___ Dataset extract ___

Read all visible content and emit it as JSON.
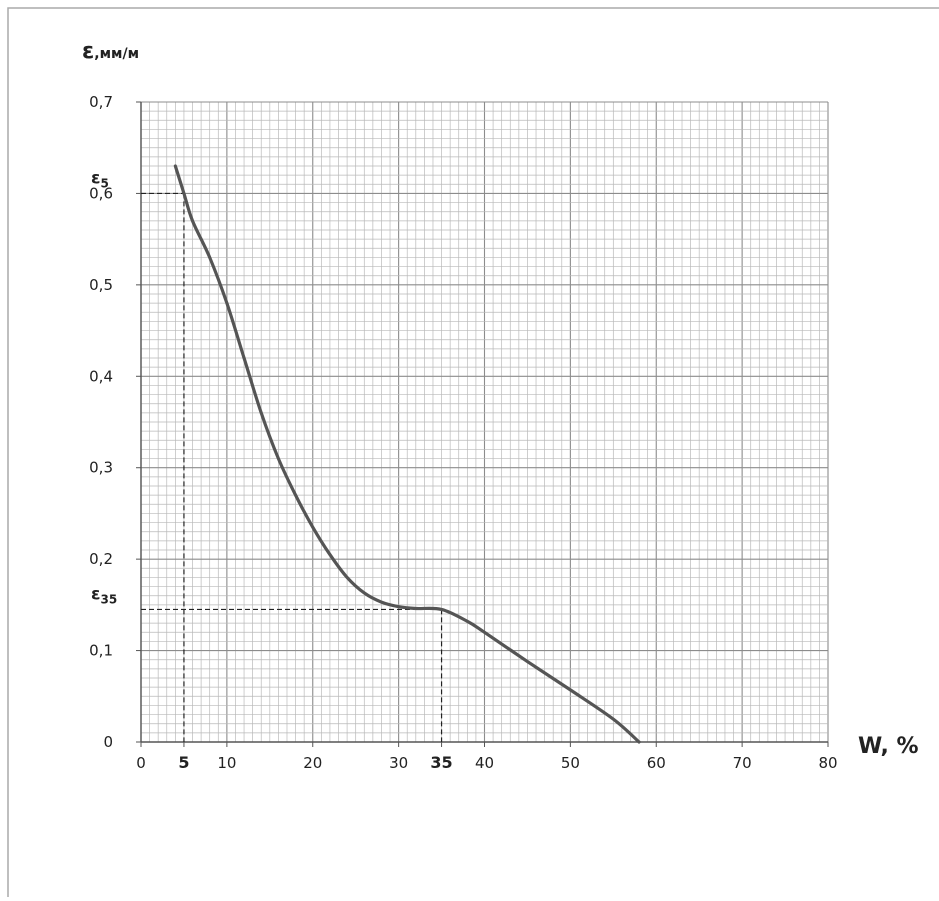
{
  "chart_data": {
    "type": "line",
    "y_axis_title": {
      "symbol": "ε",
      "unit": ",мм/м"
    },
    "x_axis_title": "W, %",
    "xlim": [
      0,
      80
    ],
    "ylim": [
      0,
      0.7
    ],
    "x_ticks": [
      {
        "value": 0,
        "label": "0"
      },
      {
        "value": 5,
        "label": "5",
        "bold": true
      },
      {
        "value": 10,
        "label": "10"
      },
      {
        "value": 20,
        "label": "20"
      },
      {
        "value": 30,
        "label": "30"
      },
      {
        "value": 35,
        "label": "35",
        "bold": true
      },
      {
        "value": 40,
        "label": "40"
      },
      {
        "value": 50,
        "label": "50"
      },
      {
        "value": 60,
        "label": "60"
      },
      {
        "value": 70,
        "label": "70"
      },
      {
        "value": 80,
        "label": "80"
      }
    ],
    "y_ticks": [
      {
        "value": 0,
        "label": "0"
      },
      {
        "value": 0.1,
        "label": "0,1"
      },
      {
        "value": 0.2,
        "label": "0,2"
      },
      {
        "value": 0.3,
        "label": "0,3"
      },
      {
        "value": 0.4,
        "label": "0,4"
      },
      {
        "value": 0.5,
        "label": "0,5"
      },
      {
        "value": 0.6,
        "label": "0,6"
      },
      {
        "value": 0.7,
        "label": "0,7"
      }
    ],
    "grid": true,
    "grid_minor_step": {
      "x": 1,
      "y": 0.01
    },
    "series": [
      {
        "color": "#555555",
        "points": [
          [
            4,
            0.63
          ],
          [
            5,
            0.6
          ],
          [
            6,
            0.57
          ],
          [
            8,
            0.53
          ],
          [
            10,
            0.48
          ],
          [
            12,
            0.42
          ],
          [
            14,
            0.36
          ],
          [
            16,
            0.31
          ],
          [
            18,
            0.27
          ],
          [
            20,
            0.235
          ],
          [
            22,
            0.205
          ],
          [
            24,
            0.18
          ],
          [
            26,
            0.163
          ],
          [
            28,
            0.153
          ],
          [
            30,
            0.148
          ],
          [
            32,
            0.146
          ],
          [
            35,
            0.145
          ],
          [
            38,
            0.132
          ],
          [
            40,
            0.12
          ],
          [
            45,
            0.088
          ],
          [
            50,
            0.057
          ],
          [
            55,
            0.025
          ],
          [
            58,
            0.0
          ]
        ]
      }
    ],
    "annotations": [
      {
        "x": 5,
        "y": 0.6,
        "label_main": "ε",
        "label_sub": "5"
      },
      {
        "x": 35,
        "y": 0.145,
        "label_main": "ε",
        "label_sub": "35"
      }
    ]
  }
}
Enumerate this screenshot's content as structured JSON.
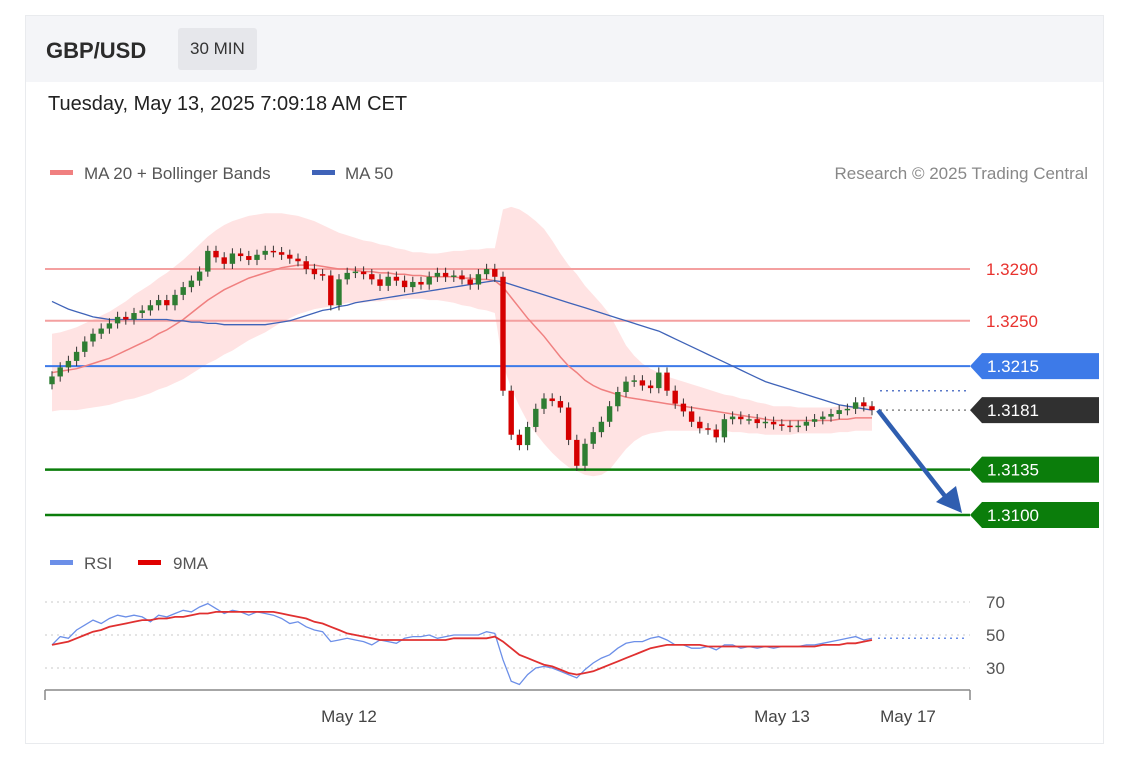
{
  "header": {
    "pair": "GBP/USD",
    "timeframe": "30 MIN"
  },
  "date": "Tuesday, May 13, 2025 7:09:18 AM CET",
  "legend": {
    "ma20": "MA 20 + Bollinger Bands",
    "ma50": "MA 50",
    "credit": "Research © 2025 Trading Central"
  },
  "rsi_legend": {
    "rsi": "RSI",
    "ma9": "9MA"
  },
  "colors": {
    "bull": "#2e7d32",
    "bear": "#d50000",
    "ma20": "#f08080",
    "ma50": "#3f63b8",
    "band": "#ffe0e0",
    "blue_level": "#3d7ae8",
    "green_level": "#0b7d0b",
    "current": "#303030"
  },
  "chart_data": [
    {
      "type": "candlestick",
      "series": [
        {
          "name": "GBP/USD",
          "close": [
            1.3207,
            1.3214,
            1.3219,
            1.3226,
            1.3234,
            1.324,
            1.3244,
            1.3248,
            1.3253,
            1.3251,
            1.3256,
            1.3258,
            1.3262,
            1.3266,
            1.3262,
            1.327,
            1.3276,
            1.3281,
            1.3288,
            1.3304,
            1.3299,
            1.3294,
            1.3302,
            1.33,
            1.3297,
            1.3301,
            1.3304,
            1.3303,
            1.3301,
            1.3298,
            1.3296,
            1.329,
            1.3286,
            1.3285,
            1.3262,
            1.3282,
            1.3287,
            1.3288,
            1.3286,
            1.3282,
            1.3277,
            1.3284,
            1.3281,
            1.3276,
            1.328,
            1.3278,
            1.3284,
            1.3287,
            1.3284,
            1.3285,
            1.3282,
            1.3278,
            1.3286,
            1.329,
            1.3284,
            1.3196,
            1.3162,
            1.3154,
            1.3168,
            1.3182,
            1.319,
            1.3188,
            1.3183,
            1.3158,
            1.3138,
            1.3155,
            1.3164,
            1.3172,
            1.3184,
            1.3195,
            1.3203,
            1.3204,
            1.32,
            1.3198,
            1.321,
            1.3196,
            1.3186,
            1.318,
            1.3172,
            1.3167,
            1.3166,
            1.316,
            1.3174,
            1.3176,
            1.3174,
            1.3174,
            1.3171,
            1.3172,
            1.317,
            1.3169,
            1.3168,
            1.3169,
            1.3172,
            1.3174,
            1.3176,
            1.3178,
            1.3181,
            1.3182,
            1.3187,
            1.3184,
            1.3181
          ],
          "ma20": [
            1.321,
            1.3211,
            1.3212,
            1.3213,
            1.3215,
            1.3217,
            1.3219,
            1.3221,
            1.3224,
            1.3227,
            1.323,
            1.3233,
            1.3236,
            1.324,
            1.3243,
            1.3247,
            1.3251,
            1.3256,
            1.3261,
            1.3266,
            1.327,
            1.3274,
            1.3277,
            1.328,
            1.3283,
            1.3285,
            1.3287,
            1.3289,
            1.3291,
            1.3292,
            1.3293,
            1.3293,
            1.3293,
            1.3292,
            1.3291,
            1.329,
            1.329,
            1.3289,
            1.3288,
            1.3288,
            1.3287,
            1.3287,
            1.3286,
            1.3286,
            1.3285,
            1.3285,
            1.3284,
            1.3284,
            1.3284,
            1.3284,
            1.3283,
            1.3283,
            1.3282,
            1.3282,
            1.3281,
            1.3276,
            1.3268,
            1.326,
            1.3252,
            1.3245,
            1.3238,
            1.323,
            1.3222,
            1.3215,
            1.321,
            1.3204,
            1.32,
            1.3197,
            1.3195,
            1.3193,
            1.3191,
            1.319,
            1.3189,
            1.3188,
            1.3187,
            1.3186,
            1.3185,
            1.3184,
            1.3183,
            1.3182,
            1.3181,
            1.318,
            1.3179,
            1.3178,
            1.3177,
            1.3176,
            1.3175,
            1.3174,
            1.3173,
            1.3173,
            1.3173,
            1.3173,
            1.3173,
            1.3173,
            1.3173,
            1.3173,
            1.3174,
            1.3174,
            1.3175,
            1.3175,
            1.3175
          ],
          "ma50": [
            1.3265,
            1.3262,
            1.3259,
            1.3257,
            1.3255,
            1.3253,
            1.3252,
            1.3251,
            1.3251,
            1.3251,
            1.3251,
            1.3251,
            1.3251,
            1.3251,
            1.3251,
            1.325,
            1.325,
            1.3249,
            1.3249,
            1.3248,
            1.3248,
            1.3247,
            1.3247,
            1.3247,
            1.3247,
            1.3247,
            1.3247,
            1.3248,
            1.3249,
            1.325,
            1.3252,
            1.3254,
            1.3256,
            1.3258,
            1.3259,
            1.3261,
            1.3262,
            1.3264,
            1.3265,
            1.3266,
            1.3267,
            1.3268,
            1.3269,
            1.327,
            1.3271,
            1.3272,
            1.3273,
            1.3274,
            1.3275,
            1.3276,
            1.3277,
            1.3278,
            1.3279,
            1.328,
            1.3281,
            1.328,
            1.3278,
            1.3276,
            1.3274,
            1.3272,
            1.327,
            1.3268,
            1.3266,
            1.3264,
            1.3262,
            1.326,
            1.3258,
            1.3256,
            1.3254,
            1.3252,
            1.325,
            1.3248,
            1.3246,
            1.3244,
            1.3242,
            1.3239,
            1.3236,
            1.3233,
            1.323,
            1.3227,
            1.3224,
            1.3221,
            1.3218,
            1.3215,
            1.3212,
            1.3209,
            1.3206,
            1.3203,
            1.3201,
            1.3199,
            1.3197,
            1.3195,
            1.3193,
            1.3191,
            1.3189,
            1.3187,
            1.3185,
            1.3184,
            1.3183,
            1.3182,
            1.3181
          ],
          "band_width": [
            0.003,
            0.003,
            0.0031,
            0.0032,
            0.0033,
            0.0034,
            0.0035,
            0.0036,
            0.0037,
            0.0038,
            0.004,
            0.0041,
            0.0042,
            0.0043,
            0.0044,
            0.0045,
            0.0046,
            0.0047,
            0.0048,
            0.0049,
            0.005,
            0.005,
            0.005,
            0.0049,
            0.0048,
            0.0047,
            0.0046,
            0.0044,
            0.0042,
            0.004,
            0.0038,
            0.0036,
            0.0034,
            0.0032,
            0.003,
            0.0028,
            0.0026,
            0.0025,
            0.0024,
            0.0023,
            0.0022,
            0.0021,
            0.002,
            0.0019,
            0.0018,
            0.0018,
            0.0018,
            0.0018,
            0.0019,
            0.002,
            0.0021,
            0.0022,
            0.0023,
            0.0024,
            0.0025,
            0.006,
            0.007,
            0.0076,
            0.008,
            0.0082,
            0.0083,
            0.0082,
            0.008,
            0.0078,
            0.0076,
            0.0073,
            0.007,
            0.0066,
            0.006,
            0.005,
            0.004,
            0.0033,
            0.0028,
            0.0025,
            0.0023,
            0.0021,
            0.002,
            0.0019,
            0.0018,
            0.0017,
            0.0016,
            0.0015,
            0.0014,
            0.0014,
            0.0013,
            0.0013,
            0.0012,
            0.0012,
            0.0011,
            0.0011,
            0.0011,
            0.001,
            0.001,
            0.001,
            0.001,
            0.001,
            0.001,
            0.001,
            0.001,
            0.001,
            0.001
          ]
        }
      ],
      "levels": [
        {
          "label": "1.3290",
          "value": 1.329,
          "style": "resistance"
        },
        {
          "label": "1.3250",
          "value": 1.325,
          "style": "resistance"
        },
        {
          "label": "1.3215",
          "value": 1.3215,
          "style": "pivot"
        },
        {
          "label": "1.3181",
          "value": 1.3181,
          "style": "current"
        },
        {
          "label": "1.3135",
          "value": 1.3135,
          "style": "support"
        },
        {
          "label": "1.3100",
          "value": 1.31,
          "style": "support"
        }
      ],
      "x_ticks": [
        "May 12",
        "May 13",
        "May 17"
      ],
      "ylim": [
        1.309,
        1.333
      ]
    },
    {
      "type": "line",
      "title": "RSI",
      "series": [
        {
          "name": "RSI",
          "values": [
            44,
            49,
            48,
            53,
            56,
            59,
            57,
            60,
            62,
            61,
            62,
            61,
            58,
            62,
            61,
            63,
            65,
            64,
            67,
            69,
            66,
            63,
            65,
            64,
            62,
            64,
            63,
            62,
            60,
            57,
            58,
            55,
            53,
            52,
            46,
            47,
            48,
            47,
            46,
            44,
            47,
            46,
            45,
            48,
            49,
            49,
            50,
            48,
            49,
            50,
            50,
            50,
            50,
            52,
            51,
            35,
            22,
            20,
            26,
            30,
            31,
            30,
            28,
            26,
            24,
            29,
            33,
            36,
            38,
            42,
            45,
            46,
            46,
            48,
            49,
            47,
            44,
            44,
            42,
            42,
            43,
            41,
            44,
            44,
            42,
            43,
            42,
            43,
            42,
            43,
            43,
            43,
            44,
            44,
            45,
            46,
            47,
            48,
            49,
            47,
            48
          ]
        },
        {
          "name": "9MA",
          "values": [
            44,
            45,
            46,
            48,
            50,
            52,
            53,
            55,
            56,
            57,
            58,
            59,
            59,
            60,
            60,
            61,
            61,
            62,
            63,
            63,
            64,
            64,
            64,
            64,
            64,
            64,
            64,
            64,
            63,
            62,
            61,
            60,
            58,
            57,
            55,
            53,
            51,
            50,
            49,
            48,
            47,
            47,
            47,
            47,
            47,
            47,
            47,
            47,
            47,
            48,
            48,
            48,
            48,
            48,
            49,
            46,
            42,
            38,
            36,
            34,
            32,
            31,
            29,
            27,
            26,
            27,
            28,
            30,
            32,
            34,
            36,
            38,
            40,
            42,
            43,
            44,
            44,
            44,
            44,
            44,
            43,
            43,
            43,
            43,
            43,
            43,
            43,
            43,
            43,
            43,
            43,
            43,
            43,
            43,
            44,
            44,
            44,
            45,
            45,
            46,
            47
          ]
        }
      ],
      "y_ticks": [
        70,
        50,
        30
      ],
      "ylim": [
        20,
        80
      ]
    }
  ]
}
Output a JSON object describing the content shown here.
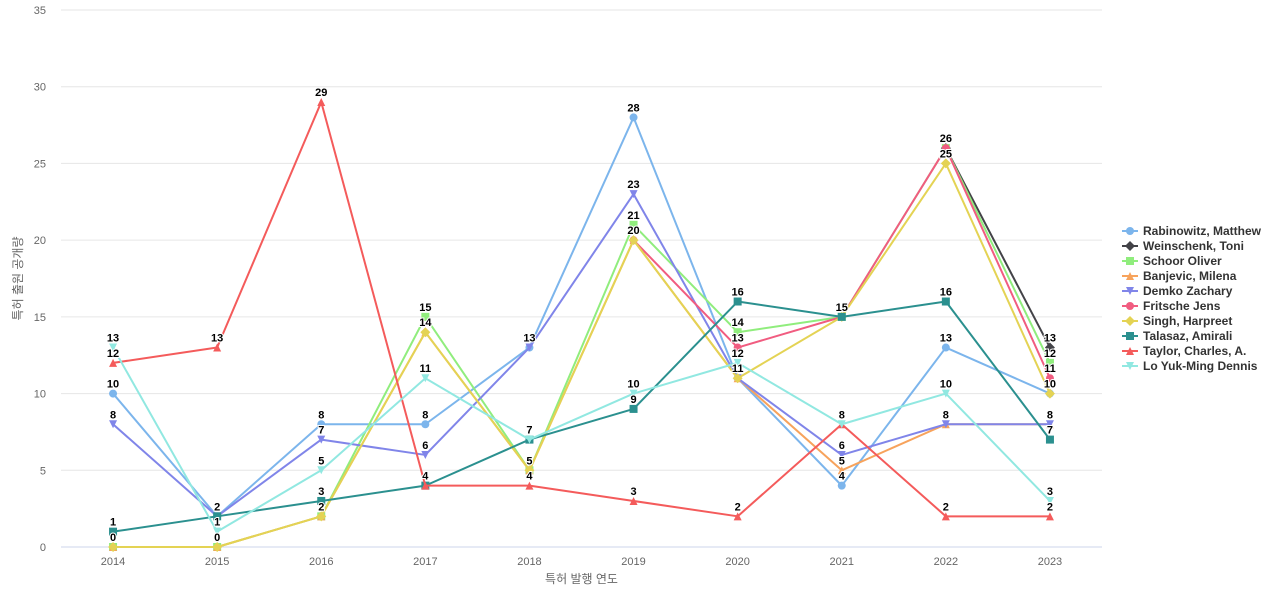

___

• **What the task asks**
Gather each line holding the string "JSON".

• **Written response**
Read all visible content and emit it as JSON.
Enumerate this screenshot's content as structured JSON.
Output a JSON object describing the content shown here.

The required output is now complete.